Collected data entries:

________

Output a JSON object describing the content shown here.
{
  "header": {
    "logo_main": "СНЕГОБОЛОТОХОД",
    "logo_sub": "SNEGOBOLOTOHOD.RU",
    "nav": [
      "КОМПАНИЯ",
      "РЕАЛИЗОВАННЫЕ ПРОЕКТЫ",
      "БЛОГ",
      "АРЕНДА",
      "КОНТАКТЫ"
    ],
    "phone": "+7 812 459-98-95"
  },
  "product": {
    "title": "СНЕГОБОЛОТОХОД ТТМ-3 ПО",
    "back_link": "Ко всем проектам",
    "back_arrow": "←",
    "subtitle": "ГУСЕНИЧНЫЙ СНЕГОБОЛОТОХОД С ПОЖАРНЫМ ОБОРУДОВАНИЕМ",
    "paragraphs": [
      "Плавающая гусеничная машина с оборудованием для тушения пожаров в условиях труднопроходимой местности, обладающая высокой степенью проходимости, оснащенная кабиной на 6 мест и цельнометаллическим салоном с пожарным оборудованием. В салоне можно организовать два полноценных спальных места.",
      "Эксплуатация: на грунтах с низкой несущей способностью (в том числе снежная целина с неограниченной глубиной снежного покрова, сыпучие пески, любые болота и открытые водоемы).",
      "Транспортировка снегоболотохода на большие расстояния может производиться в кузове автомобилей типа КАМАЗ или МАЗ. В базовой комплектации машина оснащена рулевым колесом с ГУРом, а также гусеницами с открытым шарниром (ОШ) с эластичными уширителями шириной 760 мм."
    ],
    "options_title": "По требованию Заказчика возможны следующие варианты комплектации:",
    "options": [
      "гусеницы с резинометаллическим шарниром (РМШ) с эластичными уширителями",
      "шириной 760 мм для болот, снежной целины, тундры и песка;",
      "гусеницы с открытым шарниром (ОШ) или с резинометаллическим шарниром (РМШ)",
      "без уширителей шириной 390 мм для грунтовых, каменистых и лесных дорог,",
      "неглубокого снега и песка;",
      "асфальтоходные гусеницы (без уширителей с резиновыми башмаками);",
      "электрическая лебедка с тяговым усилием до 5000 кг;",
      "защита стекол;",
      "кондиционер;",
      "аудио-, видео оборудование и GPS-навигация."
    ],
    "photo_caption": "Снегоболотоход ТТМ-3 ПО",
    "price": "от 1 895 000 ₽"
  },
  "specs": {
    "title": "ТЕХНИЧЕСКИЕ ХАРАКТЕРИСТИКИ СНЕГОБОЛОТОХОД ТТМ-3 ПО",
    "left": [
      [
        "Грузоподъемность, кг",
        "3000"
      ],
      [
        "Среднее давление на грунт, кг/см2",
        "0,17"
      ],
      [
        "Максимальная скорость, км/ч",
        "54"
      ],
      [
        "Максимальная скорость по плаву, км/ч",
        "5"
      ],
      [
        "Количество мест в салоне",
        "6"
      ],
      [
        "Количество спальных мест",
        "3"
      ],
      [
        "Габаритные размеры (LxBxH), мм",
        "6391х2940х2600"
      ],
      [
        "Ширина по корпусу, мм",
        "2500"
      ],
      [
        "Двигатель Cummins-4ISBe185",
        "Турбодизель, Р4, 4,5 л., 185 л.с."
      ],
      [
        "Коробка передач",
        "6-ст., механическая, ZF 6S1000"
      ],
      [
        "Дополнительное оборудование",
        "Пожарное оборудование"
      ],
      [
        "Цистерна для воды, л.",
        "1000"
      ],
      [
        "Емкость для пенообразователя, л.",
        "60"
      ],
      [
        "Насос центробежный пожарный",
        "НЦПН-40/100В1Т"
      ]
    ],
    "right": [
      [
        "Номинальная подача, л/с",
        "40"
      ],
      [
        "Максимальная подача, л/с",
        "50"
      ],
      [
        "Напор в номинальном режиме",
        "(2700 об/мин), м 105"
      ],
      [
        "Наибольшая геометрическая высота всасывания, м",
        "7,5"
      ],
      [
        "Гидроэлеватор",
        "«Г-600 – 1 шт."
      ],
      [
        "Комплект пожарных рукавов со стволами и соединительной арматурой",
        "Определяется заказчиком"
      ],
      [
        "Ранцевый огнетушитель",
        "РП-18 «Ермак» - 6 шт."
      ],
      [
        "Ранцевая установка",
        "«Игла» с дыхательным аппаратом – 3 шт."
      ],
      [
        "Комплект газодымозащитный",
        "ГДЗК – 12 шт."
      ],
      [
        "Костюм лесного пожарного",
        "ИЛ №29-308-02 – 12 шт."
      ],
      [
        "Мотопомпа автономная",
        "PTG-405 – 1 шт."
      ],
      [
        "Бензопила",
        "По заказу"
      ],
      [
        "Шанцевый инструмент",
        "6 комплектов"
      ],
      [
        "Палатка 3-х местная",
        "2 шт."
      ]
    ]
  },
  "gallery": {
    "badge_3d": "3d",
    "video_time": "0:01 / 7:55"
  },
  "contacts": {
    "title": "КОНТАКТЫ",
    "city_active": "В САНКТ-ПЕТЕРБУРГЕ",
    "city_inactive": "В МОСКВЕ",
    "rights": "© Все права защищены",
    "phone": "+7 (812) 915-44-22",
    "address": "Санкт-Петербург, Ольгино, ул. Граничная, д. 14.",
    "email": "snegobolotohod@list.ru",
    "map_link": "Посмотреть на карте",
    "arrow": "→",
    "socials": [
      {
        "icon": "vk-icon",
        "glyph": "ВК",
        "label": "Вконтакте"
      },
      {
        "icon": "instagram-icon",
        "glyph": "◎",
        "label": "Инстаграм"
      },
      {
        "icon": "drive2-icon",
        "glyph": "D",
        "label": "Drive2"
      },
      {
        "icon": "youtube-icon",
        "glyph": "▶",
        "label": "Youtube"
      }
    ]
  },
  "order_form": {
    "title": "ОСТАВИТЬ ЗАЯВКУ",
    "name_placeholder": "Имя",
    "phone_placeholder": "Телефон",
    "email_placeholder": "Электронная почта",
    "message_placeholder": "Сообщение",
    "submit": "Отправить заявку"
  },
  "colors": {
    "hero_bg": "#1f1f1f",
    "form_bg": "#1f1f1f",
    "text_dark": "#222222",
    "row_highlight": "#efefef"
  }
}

________

Exercise prompt → Only lines with the word "Количество" should be collected from the material.

Solution for this exercise →
        "Количество мест в салоне",
        "Количество спальных мест",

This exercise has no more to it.